WRITTEN INSTRUCTION: Work through the listing below and count the lines that hold "FFFFFF". Answer with the number alone.

────────────────────────────────────────

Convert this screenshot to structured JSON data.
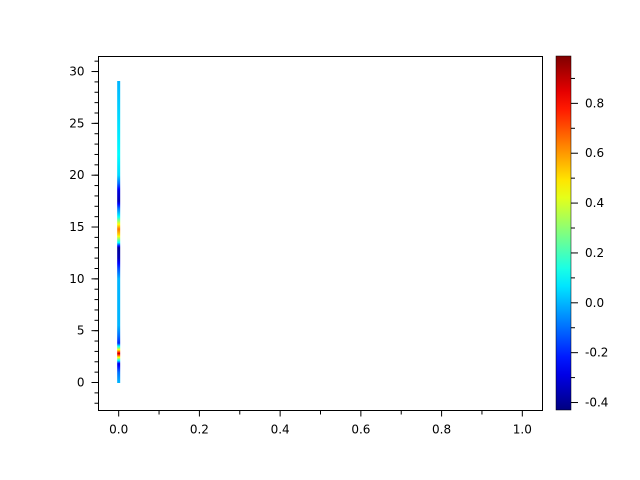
{
  "chart_data": {
    "type": "heatmap",
    "title": "",
    "xlabel": "",
    "ylabel": "",
    "xlim": [
      -0.05,
      1.05
    ],
    "ylim": [
      -2.7,
      31.45
    ],
    "x_ticks": [
      "0.0",
      "0.2",
      "0.4",
      "0.6",
      "0.8",
      "1.0"
    ],
    "y_ticks": [
      "0",
      "5",
      "10",
      "15",
      "20",
      "25",
      "30"
    ],
    "grid": false,
    "colormap": "jet",
    "colorbar": {
      "range": [
        -0.43,
        0.99
      ],
      "ticks": [
        "-0.4",
        "-0.2",
        "0.0",
        "0.2",
        "0.4",
        "0.6",
        "0.8"
      ],
      "placement": "right"
    },
    "strip": {
      "x": 0.0,
      "profile": [
        {
          "y": 0,
          "v": 0.0
        },
        {
          "y": 1,
          "v": -0.1
        },
        {
          "y": 1.8,
          "v": -0.3
        },
        {
          "y": 2.3,
          "v": 0.3
        },
        {
          "y": 2.8,
          "v": 0.9
        },
        {
          "y": 3.3,
          "v": 0.3
        },
        {
          "y": 3.8,
          "v": -0.2
        },
        {
          "y": 4.5,
          "v": -0.1
        },
        {
          "y": 5.5,
          "v": 0.0
        },
        {
          "y": 10,
          "v": 0.0
        },
        {
          "y": 11,
          "v": -0.15
        },
        {
          "y": 12,
          "v": -0.35
        },
        {
          "y": 13,
          "v": -0.4
        },
        {
          "y": 13.5,
          "v": 0.1
        },
        {
          "y": 14.2,
          "v": 0.5
        },
        {
          "y": 14.8,
          "v": 0.65
        },
        {
          "y": 15.4,
          "v": 0.4
        },
        {
          "y": 16,
          "v": 0.1
        },
        {
          "y": 16.8,
          "v": -0.1
        },
        {
          "y": 17.5,
          "v": -0.35
        },
        {
          "y": 18.5,
          "v": -0.3
        },
        {
          "y": 19.2,
          "v": -0.1
        },
        {
          "y": 20,
          "v": 0.05
        },
        {
          "y": 22,
          "v": 0.1
        },
        {
          "y": 29,
          "v": 0.0
        }
      ]
    }
  }
}
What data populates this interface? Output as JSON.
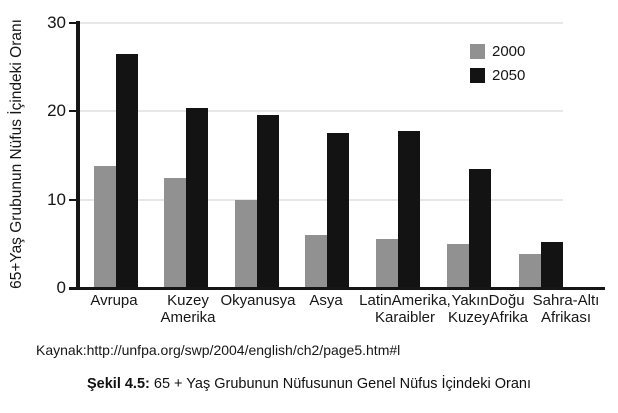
{
  "source_line": "Kaynak:http://unfpa.org/swp/2004/english/ch2/page5.htm#l",
  "caption": {
    "label": "Şekil 4.5:",
    "text": " 65 + Yaş Grubunun Nüfusunun Genel Nüfus İçindeki Oranı"
  },
  "chart_data": {
    "type": "bar",
    "title": "",
    "xlabel": "",
    "ylabel": "65+Yaş Grubunun Nüfus İçindeki Oranı",
    "ylim": [
      0,
      30
    ],
    "yticks": [
      0,
      10,
      20,
      30
    ],
    "ytick_labels": [
      "0",
      "10",
      "20",
      "30"
    ],
    "grid": true,
    "legend_position": "top-right",
    "categories": [
      "Avrupa",
      "Kuzey\nAmerika",
      "Okyanusya",
      "Asya",
      "LatinAmerika,\nKaraibler",
      "YakınDoğu\nKuzeyAfrika",
      "Sahra-Altı\nAfrikası"
    ],
    "series": [
      {
        "name": "2000",
        "color": "#919191",
        "values": [
          13.8,
          12.5,
          10,
          6,
          5.5,
          5,
          3.8
        ]
      },
      {
        "name": "2050",
        "color": "#131313",
        "values": [
          26.5,
          20.4,
          19.6,
          17.6,
          17.8,
          13.5,
          5.2
        ]
      }
    ],
    "colors": {
      "gridline": "#e7e7e7",
      "axis": "#161616"
    }
  }
}
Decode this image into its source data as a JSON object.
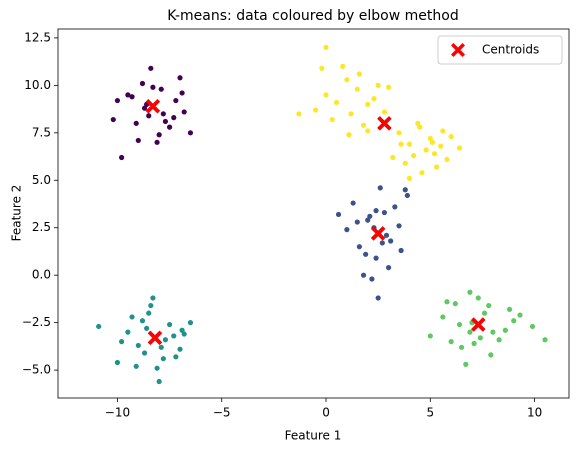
{
  "chart_data": {
    "type": "scatter",
    "title": "K-means: data coloured by elbow method",
    "xlabel": "Feature 1",
    "ylabel": "Feature 2",
    "xlim": [
      -12.85,
      11.65
    ],
    "ylim": [
      -6.47,
      12.97
    ],
    "xticks": [
      {
        "value": -10,
        "label": "−10"
      },
      {
        "value": -5,
        "label": "−5"
      },
      0,
      5,
      10
    ],
    "yticks": [
      {
        "value": -5,
        "label": "−5.0"
      },
      {
        "value": -2.5,
        "label": "−2.5"
      },
      {
        "value": 0,
        "label": "0.0"
      },
      {
        "value": 2.5,
        "label": "2.5"
      },
      {
        "value": 5,
        "label": "5.0"
      },
      {
        "value": 7.5,
        "label": "7.5"
      },
      {
        "value": 10,
        "label": "10.0"
      },
      {
        "value": 12.5,
        "label": "12.5"
      }
    ],
    "legend": "upper right",
    "series": [
      {
        "color": "#440154",
        "x": [
          -9.5,
          -8.8,
          -7.9,
          -7.2,
          -8.5,
          -9.1,
          -6.8,
          -8.0,
          -7.5,
          -10.2,
          -9.8,
          -8.3,
          -7.0,
          -6.5,
          -8.7,
          -9.3,
          -7.7,
          -8.1,
          -10.0,
          -6.9,
          -8.4,
          -7.3,
          -9.0,
          -8.6,
          -7.8
        ],
        "values": [
          9.5,
          10.1,
          9.8,
          9.2,
          8.4,
          8.0,
          8.6,
          7.4,
          7.8,
          8.2,
          6.2,
          9.9,
          10.4,
          7.5,
          8.8,
          9.4,
          8.1,
          7.0,
          9.2,
          9.6,
          10.9,
          8.3,
          7.1,
          9.0,
          8.5
        ]
      },
      {
        "color": "#21918c",
        "x": [
          -9.5,
          -8.8,
          -7.9,
          -7.2,
          -8.5,
          -9.1,
          -6.8,
          -8.0,
          -7.5,
          -10.9,
          -9.8,
          -8.3,
          -7.0,
          -6.5,
          -8.7,
          -9.3,
          -7.7,
          -8.1,
          -10.0,
          -6.9,
          -8.4,
          -7.3,
          -9.0,
          -8.6,
          -7.8
        ],
        "values": [
          -3.0,
          -2.4,
          -3.8,
          -4.3,
          -2.0,
          -4.8,
          -3.1,
          -5.6,
          -2.6,
          -2.7,
          -3.5,
          -1.2,
          -3.9,
          -2.5,
          -4.1,
          -2.2,
          -3.4,
          -4.9,
          -4.6,
          -2.9,
          -1.6,
          -3.2,
          -3.7,
          -2.8,
          -4.4
        ]
      },
      {
        "color": "#3b528b",
        "x": [
          1.3,
          2.0,
          2.8,
          3.5,
          1.6,
          2.4,
          3.1,
          1.0,
          2.2,
          3.8,
          2.6,
          1.9,
          3.3,
          2.9,
          1.5,
          2.1,
          3.0,
          2.5,
          3.6,
          1.8,
          2.3,
          2.7,
          0.6,
          3.9,
          2.4
        ],
        "values": [
          3.8,
          2.9,
          3.3,
          2.6,
          1.5,
          0.9,
          1.8,
          2.4,
          -0.2,
          4.5,
          4.6,
          1.1,
          3.6,
          2.1,
          2.8,
          3.1,
          0.4,
          -1.2,
          1.3,
          0.0,
          2.5,
          1.7,
          3.2,
          4.2,
          3.4
        ]
      },
      {
        "color": "#5ec962",
        "x": [
          5.6,
          6.2,
          6.9,
          7.6,
          8.3,
          9.0,
          6.5,
          7.3,
          8.0,
          5.0,
          10.5,
          9.9,
          6.0,
          7.0,
          7.8,
          8.6,
          6.7,
          7.4,
          8.8,
          6.4,
          7.9,
          5.8,
          9.3,
          7.1,
          6.9
        ],
        "values": [
          -2.2,
          -1.5,
          -3.0,
          -2.0,
          -3.4,
          -2.4,
          -3.8,
          -1.2,
          -3.0,
          -3.2,
          -3.4,
          -2.7,
          -3.5,
          -2.5,
          -1.6,
          -2.9,
          -4.7,
          -3.3,
          -1.8,
          -2.6,
          -4.2,
          -1.4,
          -2.1,
          -3.6,
          -0.9
        ]
      },
      {
        "color": "#fde725",
        "x": [
          0.0,
          0.5,
          1.0,
          1.5,
          2.0,
          2.5,
          -0.5,
          0.3,
          1.2,
          1.8,
          2.3,
          -1.3,
          0.8,
          1.6,
          2.8,
          3.0,
          -0.2,
          1.1,
          0.0,
          2.0,
          3.5,
          4.0,
          4.5,
          5.0,
          5.5,
          6.0,
          3.8,
          4.2,
          4.8,
          5.3,
          5.8,
          6.4,
          3.2,
          4.6,
          5.1,
          4.0,
          5.6,
          3.6,
          4.4,
          5.2
        ],
        "values": [
          9.5,
          9.1,
          10.3,
          9.8,
          9.0,
          10.0,
          8.7,
          8.2,
          8.5,
          7.9,
          9.3,
          8.5,
          11.0,
          10.6,
          8.6,
          9.9,
          10.9,
          7.4,
          12.0,
          7.6,
          7.5,
          6.9,
          7.8,
          7.2,
          6.8,
          7.3,
          5.9,
          6.3,
          6.6,
          5.7,
          6.1,
          6.7,
          6.2,
          5.4,
          7.0,
          5.1,
          7.6,
          6.9,
          8.0,
          6.4
        ]
      },
      {
        "name": "Centroids",
        "color": "#ff0000",
        "marker": "X",
        "x": [
          -8.3,
          -8.2,
          2.5,
          2.8,
          7.3
        ],
        "values": [
          8.9,
          -3.3,
          2.2,
          8.0,
          -2.6
        ]
      }
    ]
  }
}
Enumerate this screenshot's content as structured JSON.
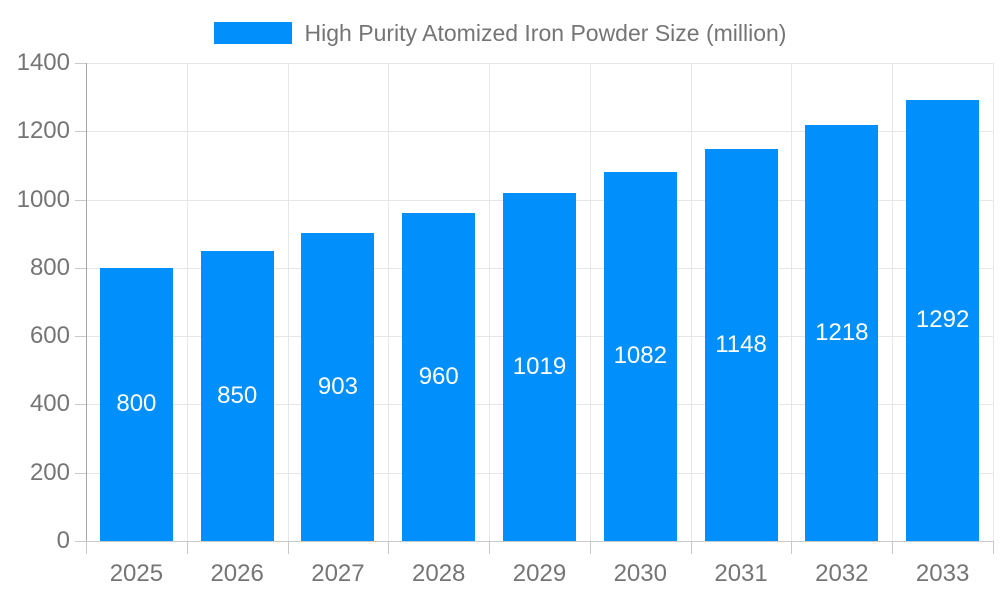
{
  "chart_data": {
    "type": "bar",
    "title": "High Purity Atomized Iron Powder Size (million)",
    "categories": [
      "2025",
      "2026",
      "2027",
      "2028",
      "2029",
      "2030",
      "2031",
      "2032",
      "2033"
    ],
    "series": [
      {
        "name": "High Purity Atomized Iron Powder Size (million)",
        "values": [
          800,
          850,
          903,
          960,
          1019,
          1082,
          1148,
          1218,
          1292
        ]
      }
    ],
    "value_labels": [
      "800",
      "850",
      "903",
      "960",
      "1019",
      "1082",
      "1148",
      "1218",
      "1292"
    ],
    "xlabel": "",
    "ylabel": "",
    "ylim": [
      0,
      1400
    ],
    "ytick_step": 200,
    "ytick_labels": [
      "0",
      "200",
      "400",
      "600",
      "800",
      "1000",
      "1200",
      "1400"
    ],
    "grid": true,
    "legend_position": "top",
    "value_labels_position": "center",
    "colors": {
      "bar": "#008FFB",
      "axis_label": "#757575",
      "legend_label": "#757575",
      "value_label": "#FFFFFF",
      "gridline": "#E7E7E7",
      "y_axis_line": "#A6A6A6",
      "x_axis_line": "#C9C9C9",
      "tick": "#C9C9C9",
      "background": "#FFFFFF"
    }
  }
}
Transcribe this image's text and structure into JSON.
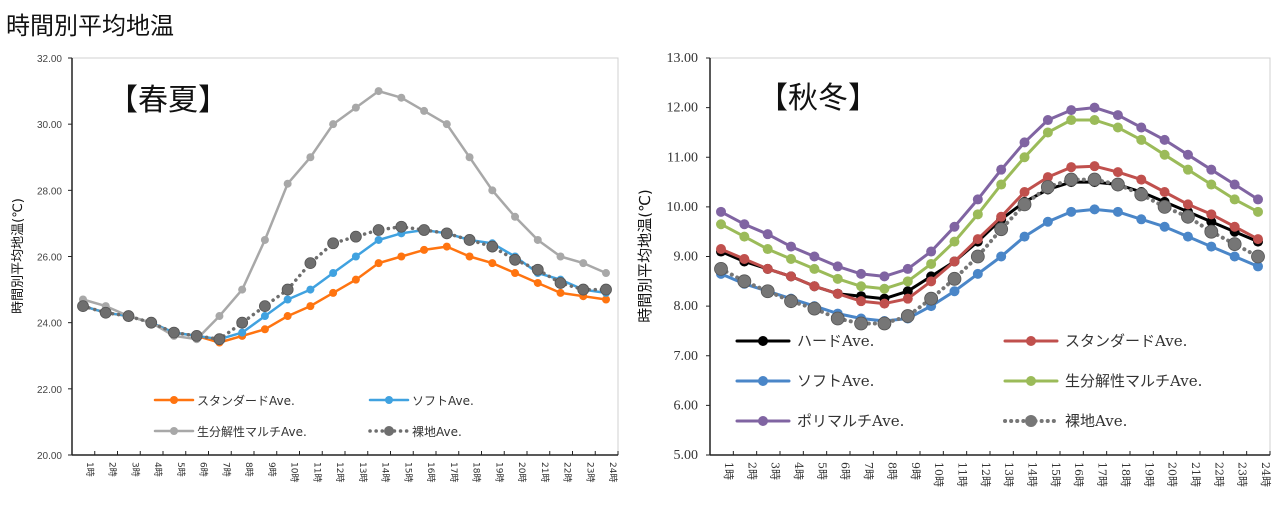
{
  "page": {
    "title": "時間別平均地温"
  },
  "chart_data": [
    {
      "type": "line",
      "title": "【春夏】",
      "xlabel": "",
      "ylabel": "時間別平均地温(℃)",
      "ylim": [
        20,
        32
      ],
      "yticks": [
        "20.00",
        "22.00",
        "24.00",
        "26.00",
        "28.00",
        "30.00",
        "32.00"
      ],
      "grid": false,
      "legend_position": "bottom-center",
      "categories": [
        "1時",
        "2時",
        "3時",
        "4時",
        "5時",
        "6時",
        "7時",
        "8時",
        "9時",
        "10時",
        "11時",
        "12時",
        "13時",
        "14時",
        "15時",
        "16時",
        "17時",
        "18時",
        "19時",
        "20時",
        "21時",
        "22時",
        "23時",
        "24時"
      ],
      "series": [
        {
          "name": "スタンダードAve.",
          "color": "#FF7410",
          "style": "solid",
          "values": [
            24.5,
            24.3,
            24.2,
            24.0,
            23.7,
            23.6,
            23.4,
            23.6,
            23.8,
            24.2,
            24.5,
            24.9,
            25.3,
            25.8,
            26.0,
            26.2,
            26.3,
            26.0,
            25.8,
            25.5,
            25.2,
            24.9,
            24.8,
            24.7
          ]
        },
        {
          "name": "ソフトAve.",
          "color": "#40A2E0",
          "style": "solid",
          "values": [
            24.5,
            24.3,
            24.2,
            24.0,
            23.7,
            23.6,
            23.5,
            23.7,
            24.2,
            24.7,
            25.0,
            25.5,
            26.0,
            26.5,
            26.7,
            26.8,
            26.7,
            26.5,
            26.4,
            26.0,
            25.5,
            25.3,
            25.0,
            24.9
          ]
        },
        {
          "name": "生分解性マルチAve.",
          "color": "#A8A8A8",
          "style": "solid",
          "values": [
            24.7,
            24.5,
            24.2,
            24.0,
            23.6,
            23.5,
            24.2,
            25.0,
            26.5,
            28.2,
            29.0,
            30.0,
            30.5,
            31.0,
            30.8,
            30.4,
            30.0,
            29.0,
            28.0,
            27.2,
            26.5,
            26.0,
            25.8,
            25.5
          ]
        },
        {
          "name": "裸地Ave.",
          "color": "#6E6E6E",
          "style": "dotted",
          "values": [
            24.5,
            24.3,
            24.2,
            24.0,
            23.7,
            23.6,
            23.5,
            24.0,
            24.5,
            25.0,
            25.8,
            26.4,
            26.6,
            26.8,
            26.9,
            26.8,
            26.7,
            26.5,
            26.3,
            25.9,
            25.6,
            25.2,
            25.0,
            25.0
          ]
        }
      ]
    },
    {
      "type": "line",
      "title": "【秋冬】",
      "xlabel": "",
      "ylabel": "時間別平均地温(℃)",
      "ylim": [
        5,
        13
      ],
      "yticks": [
        "5.00",
        "6.00",
        "7.00",
        "8.00",
        "9.00",
        "10.00",
        "11.00",
        "12.00",
        "13.00"
      ],
      "grid": false,
      "legend_position": "bottom-center",
      "categories": [
        "1時",
        "2時",
        "3時",
        "4時",
        "5時",
        "6時",
        "7時",
        "8時",
        "9時",
        "10時",
        "11時",
        "12時",
        "13時",
        "14時",
        "15時",
        "16時",
        "17時",
        "18時",
        "19時",
        "20時",
        "21時",
        "22時",
        "23時",
        "24時"
      ],
      "series": [
        {
          "name": "ハードAve.",
          "color": "#000000",
          "style": "solid",
          "values": [
            9.1,
            8.9,
            8.75,
            8.6,
            8.4,
            8.25,
            8.2,
            8.15,
            8.3,
            8.6,
            8.9,
            9.3,
            9.75,
            10.1,
            10.35,
            10.5,
            10.5,
            10.45,
            10.3,
            10.1,
            9.9,
            9.7,
            9.5,
            9.3
          ]
        },
        {
          "name": "スタンダードAve.",
          "color": "#C0504D",
          "style": "solid",
          "values": [
            9.15,
            8.95,
            8.75,
            8.6,
            8.4,
            8.25,
            8.1,
            8.05,
            8.15,
            8.5,
            8.9,
            9.35,
            9.8,
            10.3,
            10.6,
            10.8,
            10.82,
            10.7,
            10.55,
            10.3,
            10.05,
            9.85,
            9.6,
            9.35
          ]
        },
        {
          "name": "ソフトAve.",
          "color": "#4A86C8",
          "style": "solid",
          "values": [
            8.65,
            8.45,
            8.3,
            8.15,
            8.0,
            7.85,
            7.75,
            7.7,
            7.75,
            8.0,
            8.3,
            8.65,
            9.0,
            9.4,
            9.7,
            9.9,
            9.95,
            9.9,
            9.75,
            9.6,
            9.4,
            9.2,
            9.0,
            8.8
          ]
        },
        {
          "name": "生分解性マルチAve.",
          "color": "#9BBB59",
          "style": "solid",
          "values": [
            9.65,
            9.4,
            9.15,
            8.95,
            8.75,
            8.55,
            8.4,
            8.35,
            8.5,
            8.85,
            9.3,
            9.85,
            10.45,
            11.0,
            11.5,
            11.75,
            11.75,
            11.6,
            11.35,
            11.05,
            10.75,
            10.45,
            10.15,
            9.9
          ]
        },
        {
          "name": "ポリマルチAve.",
          "color": "#8064A2",
          "style": "solid",
          "values": [
            9.9,
            9.65,
            9.45,
            9.2,
            9.0,
            8.8,
            8.65,
            8.6,
            8.75,
            9.1,
            9.6,
            10.15,
            10.75,
            11.3,
            11.75,
            11.95,
            12.0,
            11.85,
            11.6,
            11.35,
            11.05,
            10.75,
            10.45,
            10.15
          ]
        },
        {
          "name": "裸地Ave.",
          "color": "#767676",
          "style": "dotted",
          "values": [
            8.75,
            8.5,
            8.3,
            8.1,
            7.95,
            7.75,
            7.65,
            7.65,
            7.8,
            8.15,
            8.55,
            9.0,
            9.55,
            10.05,
            10.4,
            10.55,
            10.55,
            10.45,
            10.25,
            10.0,
            9.8,
            9.5,
            9.25,
            9.0
          ]
        }
      ]
    }
  ]
}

────────────────────────────────────────

COMPLETED TASK: 2